Stored records
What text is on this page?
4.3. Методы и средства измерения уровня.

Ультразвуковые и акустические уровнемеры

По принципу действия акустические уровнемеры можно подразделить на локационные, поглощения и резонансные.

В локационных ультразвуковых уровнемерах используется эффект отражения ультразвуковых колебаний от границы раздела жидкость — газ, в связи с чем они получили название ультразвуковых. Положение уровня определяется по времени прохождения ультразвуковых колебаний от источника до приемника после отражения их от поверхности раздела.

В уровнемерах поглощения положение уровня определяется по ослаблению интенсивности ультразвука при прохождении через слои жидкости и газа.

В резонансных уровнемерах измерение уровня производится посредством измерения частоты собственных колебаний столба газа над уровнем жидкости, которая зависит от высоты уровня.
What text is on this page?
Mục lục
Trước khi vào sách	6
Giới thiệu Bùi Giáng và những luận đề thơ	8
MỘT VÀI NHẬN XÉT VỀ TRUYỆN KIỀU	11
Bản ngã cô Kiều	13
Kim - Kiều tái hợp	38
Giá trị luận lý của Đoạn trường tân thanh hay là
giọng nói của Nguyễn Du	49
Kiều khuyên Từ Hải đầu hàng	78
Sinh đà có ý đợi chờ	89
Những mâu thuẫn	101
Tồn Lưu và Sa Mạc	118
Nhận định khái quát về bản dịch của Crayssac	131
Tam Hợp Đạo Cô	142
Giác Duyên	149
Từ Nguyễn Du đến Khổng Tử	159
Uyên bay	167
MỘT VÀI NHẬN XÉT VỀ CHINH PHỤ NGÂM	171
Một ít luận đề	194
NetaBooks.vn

What you will do
Please return the data above exactly as given.

Correct result
What text is on this page?
4.3. Методы и средства измерения уровня.

Ультразвуковые и акустические уровнемеры

По принципу действия акустические уровнемеры можно подразделить на локационные, поглощения и резонансные.

В локационных ультразвуковых уровнемерах используется эффект отражения ультразвуковых колебаний от границы раздела жидкость — газ, в связи с чем они получили название ультразвуковых. Положение уровня определяется по времени прохождения ультразвуковых колебаний от источника до приемника после отражения их от поверхности раздела.

В уровнемерах поглощения положение уровня определяется по ослаблению интенсивности ультразвука при прохождении через слои жидкости и газа.

В резонансных уровнемерах измерение уровня производится посредством измерения частоты собственных колебаний столба газа над уровнем жидкости, которая зависит от высоты уровня.
What text is on this page?
Mục lục
Trước khi vào sách	6
Giới thiệu Bùi Giáng và những luận đề thơ	8
MỘT VÀI NHẬN XÉT VỀ TRUYỆN KIỀU	11
Bản ngã cô Kiều	13
Kim - Kiều tái hợp	38
Giá trị luận lý của Đoạn trường tân thanh hay là
giọng nói của Nguyễn Du	49
Kiều khuyên Từ Hải đầu hàng	78
Sinh đà có ý đợi chờ	89
Những mâu thuẫn	101
Tồn Lưu và Sa Mạc	118
Nhận định khái quát về bản dịch của Crayssac	131
Tam Hợp Đạo Cô	142
Giác Duyên	149
Từ Nguyễn Du đến Khổng Tử	159
Uyên bay	167
MỘT VÀI NHẬN XÉT VỀ CHINH PHỤ NGÂM	171
Một ít luận đề	194
NetaBooks.vn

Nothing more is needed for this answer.